---- RECORD EXTRACTS

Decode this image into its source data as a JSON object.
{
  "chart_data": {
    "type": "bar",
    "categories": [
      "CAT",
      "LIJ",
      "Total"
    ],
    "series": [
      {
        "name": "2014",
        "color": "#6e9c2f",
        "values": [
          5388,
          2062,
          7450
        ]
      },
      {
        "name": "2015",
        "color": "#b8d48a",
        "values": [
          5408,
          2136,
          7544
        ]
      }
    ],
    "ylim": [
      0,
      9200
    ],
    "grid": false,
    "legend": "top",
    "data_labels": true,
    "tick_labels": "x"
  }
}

--------

**TASK DETAILS:**
Write the entire listing out again, word for word.

**WORKED ANSWER:**
Decode this image into its source data as a JSON object.
{
  "chart_data": {
    "type": "bar",
    "categories": [
      "CAT",
      "LIJ",
      "Total"
    ],
    "series": [
      {
        "name": "2014",
        "color": "#6e9c2f",
        "values": [
          5388,
          2062,
          7450
        ]
      },
      {
        "name": "2015",
        "color": "#b8d48a",
        "values": [
          5408,
          2136,
          7544
        ]
      }
    ],
    "ylim": [
      0,
      9200
    ],
    "grid": false,
    "legend": "top",
    "data_labels": true,
    "tick_labels": "x"
  }
}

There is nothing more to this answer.